Copy, in full, each line of the material that holds the word "JSON".

(Dataset rows about figures)
· · · · ·

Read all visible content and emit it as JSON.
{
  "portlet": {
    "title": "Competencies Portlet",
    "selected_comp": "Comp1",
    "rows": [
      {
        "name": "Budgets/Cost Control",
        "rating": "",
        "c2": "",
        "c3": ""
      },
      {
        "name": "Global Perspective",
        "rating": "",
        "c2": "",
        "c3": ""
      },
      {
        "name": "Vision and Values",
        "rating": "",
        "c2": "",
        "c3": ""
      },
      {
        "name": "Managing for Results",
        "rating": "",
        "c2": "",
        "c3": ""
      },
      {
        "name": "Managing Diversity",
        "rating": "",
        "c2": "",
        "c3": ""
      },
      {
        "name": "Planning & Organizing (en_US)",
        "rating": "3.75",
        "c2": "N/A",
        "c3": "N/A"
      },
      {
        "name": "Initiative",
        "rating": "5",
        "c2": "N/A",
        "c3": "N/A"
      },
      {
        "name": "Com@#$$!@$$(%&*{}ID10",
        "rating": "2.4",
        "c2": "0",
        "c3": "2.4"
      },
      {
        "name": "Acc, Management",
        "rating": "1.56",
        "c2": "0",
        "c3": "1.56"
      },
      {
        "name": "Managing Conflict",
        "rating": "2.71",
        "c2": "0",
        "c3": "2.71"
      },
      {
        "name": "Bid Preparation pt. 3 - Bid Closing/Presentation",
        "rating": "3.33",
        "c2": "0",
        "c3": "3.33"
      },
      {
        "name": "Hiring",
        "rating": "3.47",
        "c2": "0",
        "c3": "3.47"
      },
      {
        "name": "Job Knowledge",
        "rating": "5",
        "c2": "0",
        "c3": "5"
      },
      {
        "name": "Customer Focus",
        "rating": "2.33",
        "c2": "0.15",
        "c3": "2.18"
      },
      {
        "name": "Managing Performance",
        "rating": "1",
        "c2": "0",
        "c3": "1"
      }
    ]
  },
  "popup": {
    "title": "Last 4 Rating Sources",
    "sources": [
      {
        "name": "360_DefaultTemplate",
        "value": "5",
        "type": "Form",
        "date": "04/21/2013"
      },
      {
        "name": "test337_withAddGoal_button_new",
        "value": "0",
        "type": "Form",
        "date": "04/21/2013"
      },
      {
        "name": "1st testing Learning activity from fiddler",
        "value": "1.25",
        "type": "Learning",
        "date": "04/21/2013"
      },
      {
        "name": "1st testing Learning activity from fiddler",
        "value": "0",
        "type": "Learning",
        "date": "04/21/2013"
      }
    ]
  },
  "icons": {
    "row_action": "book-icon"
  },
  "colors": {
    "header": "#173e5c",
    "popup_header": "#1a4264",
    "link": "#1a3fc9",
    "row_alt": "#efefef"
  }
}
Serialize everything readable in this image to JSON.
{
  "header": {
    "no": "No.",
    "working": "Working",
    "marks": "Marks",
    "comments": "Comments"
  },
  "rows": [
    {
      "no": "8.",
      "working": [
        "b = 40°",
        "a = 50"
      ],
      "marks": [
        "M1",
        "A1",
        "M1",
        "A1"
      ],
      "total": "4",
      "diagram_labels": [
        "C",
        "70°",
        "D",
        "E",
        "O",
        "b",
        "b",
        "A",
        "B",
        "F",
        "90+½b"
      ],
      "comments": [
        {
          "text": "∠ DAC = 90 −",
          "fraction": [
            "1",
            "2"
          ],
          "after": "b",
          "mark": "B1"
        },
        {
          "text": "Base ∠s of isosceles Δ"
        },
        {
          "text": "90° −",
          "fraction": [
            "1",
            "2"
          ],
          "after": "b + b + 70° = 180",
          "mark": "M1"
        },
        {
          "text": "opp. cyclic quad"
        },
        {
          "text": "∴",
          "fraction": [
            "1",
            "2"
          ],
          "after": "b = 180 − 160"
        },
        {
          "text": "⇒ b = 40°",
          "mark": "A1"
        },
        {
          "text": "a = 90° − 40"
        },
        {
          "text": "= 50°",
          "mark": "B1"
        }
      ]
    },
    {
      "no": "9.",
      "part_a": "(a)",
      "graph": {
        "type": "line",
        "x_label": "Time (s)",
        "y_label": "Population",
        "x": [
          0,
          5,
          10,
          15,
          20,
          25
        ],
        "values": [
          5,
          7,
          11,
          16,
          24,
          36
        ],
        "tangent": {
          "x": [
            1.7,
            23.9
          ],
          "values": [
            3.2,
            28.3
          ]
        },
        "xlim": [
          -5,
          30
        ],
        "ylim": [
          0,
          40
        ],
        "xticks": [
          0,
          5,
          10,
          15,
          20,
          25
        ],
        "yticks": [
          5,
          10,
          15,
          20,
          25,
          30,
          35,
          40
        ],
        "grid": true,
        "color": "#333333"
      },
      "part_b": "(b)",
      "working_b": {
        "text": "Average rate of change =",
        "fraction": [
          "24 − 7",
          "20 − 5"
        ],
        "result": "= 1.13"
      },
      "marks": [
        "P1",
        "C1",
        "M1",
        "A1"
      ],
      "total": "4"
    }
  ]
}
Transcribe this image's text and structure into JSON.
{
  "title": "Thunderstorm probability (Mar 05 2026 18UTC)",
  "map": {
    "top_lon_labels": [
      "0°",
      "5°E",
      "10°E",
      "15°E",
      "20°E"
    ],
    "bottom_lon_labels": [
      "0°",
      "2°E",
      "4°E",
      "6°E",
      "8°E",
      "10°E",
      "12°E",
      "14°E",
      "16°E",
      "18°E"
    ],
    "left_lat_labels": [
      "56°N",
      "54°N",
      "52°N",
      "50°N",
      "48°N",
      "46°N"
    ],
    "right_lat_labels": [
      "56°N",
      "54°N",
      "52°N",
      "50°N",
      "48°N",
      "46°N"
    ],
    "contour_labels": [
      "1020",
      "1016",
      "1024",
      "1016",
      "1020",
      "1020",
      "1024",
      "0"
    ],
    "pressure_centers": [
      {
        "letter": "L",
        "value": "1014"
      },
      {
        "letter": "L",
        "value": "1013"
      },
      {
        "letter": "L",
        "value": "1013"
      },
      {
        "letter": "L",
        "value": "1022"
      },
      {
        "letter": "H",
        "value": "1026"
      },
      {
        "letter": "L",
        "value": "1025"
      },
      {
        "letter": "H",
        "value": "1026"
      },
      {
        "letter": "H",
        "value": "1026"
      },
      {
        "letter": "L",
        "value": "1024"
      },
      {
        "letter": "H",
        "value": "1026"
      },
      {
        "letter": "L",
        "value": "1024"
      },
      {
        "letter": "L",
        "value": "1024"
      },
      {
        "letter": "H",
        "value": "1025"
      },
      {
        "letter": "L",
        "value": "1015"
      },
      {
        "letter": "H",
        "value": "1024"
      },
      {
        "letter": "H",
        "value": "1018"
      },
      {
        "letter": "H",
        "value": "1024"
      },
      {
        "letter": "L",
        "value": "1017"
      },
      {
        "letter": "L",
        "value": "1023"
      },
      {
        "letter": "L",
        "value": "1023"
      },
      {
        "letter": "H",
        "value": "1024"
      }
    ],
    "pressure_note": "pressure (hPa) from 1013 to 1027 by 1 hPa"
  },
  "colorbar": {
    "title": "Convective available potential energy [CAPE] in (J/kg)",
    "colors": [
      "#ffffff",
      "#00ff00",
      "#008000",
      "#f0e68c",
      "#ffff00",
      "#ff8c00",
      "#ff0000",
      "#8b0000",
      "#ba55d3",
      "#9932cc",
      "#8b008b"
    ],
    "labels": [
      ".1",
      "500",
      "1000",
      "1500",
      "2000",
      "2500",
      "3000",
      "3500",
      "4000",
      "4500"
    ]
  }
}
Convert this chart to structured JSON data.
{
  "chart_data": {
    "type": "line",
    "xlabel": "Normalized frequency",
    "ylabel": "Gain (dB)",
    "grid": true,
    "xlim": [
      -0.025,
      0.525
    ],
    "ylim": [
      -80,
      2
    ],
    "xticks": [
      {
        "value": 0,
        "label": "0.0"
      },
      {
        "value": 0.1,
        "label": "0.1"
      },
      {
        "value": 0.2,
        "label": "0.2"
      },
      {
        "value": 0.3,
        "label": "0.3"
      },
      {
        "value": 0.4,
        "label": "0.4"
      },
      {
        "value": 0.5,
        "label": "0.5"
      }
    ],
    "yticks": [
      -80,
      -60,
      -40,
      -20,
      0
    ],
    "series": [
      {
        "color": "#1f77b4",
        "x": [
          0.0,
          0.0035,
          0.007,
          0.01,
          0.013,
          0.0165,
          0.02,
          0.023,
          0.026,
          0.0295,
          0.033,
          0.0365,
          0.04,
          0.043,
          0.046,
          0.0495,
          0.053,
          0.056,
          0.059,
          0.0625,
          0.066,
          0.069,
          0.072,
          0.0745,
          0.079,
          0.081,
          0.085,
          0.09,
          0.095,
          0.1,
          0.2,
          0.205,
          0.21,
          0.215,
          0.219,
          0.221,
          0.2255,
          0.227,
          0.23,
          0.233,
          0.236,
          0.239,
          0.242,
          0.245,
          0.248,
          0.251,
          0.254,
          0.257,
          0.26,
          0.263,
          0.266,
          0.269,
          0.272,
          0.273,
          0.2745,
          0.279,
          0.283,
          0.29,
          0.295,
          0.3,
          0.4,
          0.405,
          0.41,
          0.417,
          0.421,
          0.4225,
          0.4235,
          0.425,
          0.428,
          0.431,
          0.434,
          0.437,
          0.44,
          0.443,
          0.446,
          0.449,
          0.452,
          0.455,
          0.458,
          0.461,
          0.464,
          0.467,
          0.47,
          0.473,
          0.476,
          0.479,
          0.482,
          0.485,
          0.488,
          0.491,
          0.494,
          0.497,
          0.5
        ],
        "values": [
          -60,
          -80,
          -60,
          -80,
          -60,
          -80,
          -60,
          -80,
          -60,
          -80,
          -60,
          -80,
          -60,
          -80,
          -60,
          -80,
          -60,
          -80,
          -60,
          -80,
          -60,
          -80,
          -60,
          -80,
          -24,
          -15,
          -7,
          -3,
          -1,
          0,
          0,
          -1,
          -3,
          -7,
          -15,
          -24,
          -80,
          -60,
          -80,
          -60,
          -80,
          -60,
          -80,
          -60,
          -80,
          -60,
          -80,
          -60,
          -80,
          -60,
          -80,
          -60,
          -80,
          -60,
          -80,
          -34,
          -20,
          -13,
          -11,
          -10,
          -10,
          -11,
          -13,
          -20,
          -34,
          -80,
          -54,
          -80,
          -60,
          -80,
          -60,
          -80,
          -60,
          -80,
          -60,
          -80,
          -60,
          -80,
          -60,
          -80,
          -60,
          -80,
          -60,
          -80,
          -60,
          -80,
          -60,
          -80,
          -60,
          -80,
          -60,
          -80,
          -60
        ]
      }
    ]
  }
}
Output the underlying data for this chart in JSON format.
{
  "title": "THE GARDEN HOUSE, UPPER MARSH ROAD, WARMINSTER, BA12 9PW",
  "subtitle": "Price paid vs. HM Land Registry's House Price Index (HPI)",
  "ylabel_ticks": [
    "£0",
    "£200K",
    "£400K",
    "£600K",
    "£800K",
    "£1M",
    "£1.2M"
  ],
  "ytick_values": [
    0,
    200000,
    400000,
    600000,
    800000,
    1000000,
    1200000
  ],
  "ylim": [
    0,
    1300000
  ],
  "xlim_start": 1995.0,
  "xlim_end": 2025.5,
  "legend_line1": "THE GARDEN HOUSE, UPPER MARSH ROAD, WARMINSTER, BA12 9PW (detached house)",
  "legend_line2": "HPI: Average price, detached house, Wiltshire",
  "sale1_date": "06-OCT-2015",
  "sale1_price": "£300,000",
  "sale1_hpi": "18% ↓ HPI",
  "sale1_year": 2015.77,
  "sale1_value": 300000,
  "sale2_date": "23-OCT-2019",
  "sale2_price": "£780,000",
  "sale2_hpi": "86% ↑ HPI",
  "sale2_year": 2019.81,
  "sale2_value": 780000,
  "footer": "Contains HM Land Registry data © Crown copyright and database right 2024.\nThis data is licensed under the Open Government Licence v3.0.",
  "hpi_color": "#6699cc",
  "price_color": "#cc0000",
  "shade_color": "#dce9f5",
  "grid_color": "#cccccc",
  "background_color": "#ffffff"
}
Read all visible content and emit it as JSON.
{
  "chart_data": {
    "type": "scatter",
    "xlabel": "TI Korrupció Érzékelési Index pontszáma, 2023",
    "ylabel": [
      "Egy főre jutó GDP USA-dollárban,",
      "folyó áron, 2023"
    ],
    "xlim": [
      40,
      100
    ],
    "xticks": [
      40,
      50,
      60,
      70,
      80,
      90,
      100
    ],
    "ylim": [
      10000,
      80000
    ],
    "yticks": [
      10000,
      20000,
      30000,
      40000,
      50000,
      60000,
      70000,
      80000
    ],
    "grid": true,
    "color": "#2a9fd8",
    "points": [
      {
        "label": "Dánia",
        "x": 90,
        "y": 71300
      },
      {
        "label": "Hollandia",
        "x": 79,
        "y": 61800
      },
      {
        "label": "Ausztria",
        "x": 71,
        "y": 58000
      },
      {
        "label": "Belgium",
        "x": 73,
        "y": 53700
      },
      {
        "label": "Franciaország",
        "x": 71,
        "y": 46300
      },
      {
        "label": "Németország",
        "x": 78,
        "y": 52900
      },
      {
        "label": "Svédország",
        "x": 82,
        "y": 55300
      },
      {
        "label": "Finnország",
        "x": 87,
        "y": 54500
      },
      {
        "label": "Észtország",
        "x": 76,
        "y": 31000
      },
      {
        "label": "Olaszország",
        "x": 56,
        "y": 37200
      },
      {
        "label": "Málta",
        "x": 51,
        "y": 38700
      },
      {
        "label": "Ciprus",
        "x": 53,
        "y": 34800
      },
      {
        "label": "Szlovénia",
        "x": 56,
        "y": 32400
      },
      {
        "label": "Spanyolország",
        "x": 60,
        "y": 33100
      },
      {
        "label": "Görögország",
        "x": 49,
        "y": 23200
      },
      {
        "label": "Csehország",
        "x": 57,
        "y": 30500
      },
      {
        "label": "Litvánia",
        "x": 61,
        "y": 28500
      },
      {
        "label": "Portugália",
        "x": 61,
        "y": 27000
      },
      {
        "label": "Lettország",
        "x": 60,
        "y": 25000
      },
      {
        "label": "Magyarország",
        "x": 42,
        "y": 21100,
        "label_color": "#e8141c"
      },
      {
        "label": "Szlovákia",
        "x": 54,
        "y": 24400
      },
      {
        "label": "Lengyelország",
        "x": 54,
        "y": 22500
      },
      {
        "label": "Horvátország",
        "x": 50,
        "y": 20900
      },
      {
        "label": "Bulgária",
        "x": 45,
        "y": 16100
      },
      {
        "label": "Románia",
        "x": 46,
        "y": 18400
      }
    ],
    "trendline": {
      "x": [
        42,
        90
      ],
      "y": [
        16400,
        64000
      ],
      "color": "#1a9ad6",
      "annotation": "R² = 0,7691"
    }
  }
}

· · · · ·

Answer to the task =>
Read all visible content and emit it as JSON.
Serialize everything readable in this image to JSON.
Transcribe this image's text and structure into JSON.
Convert this chart to structured JSON data.
Output the underlying data for this chart in JSON format.
Read all visible content and emit it as JSON.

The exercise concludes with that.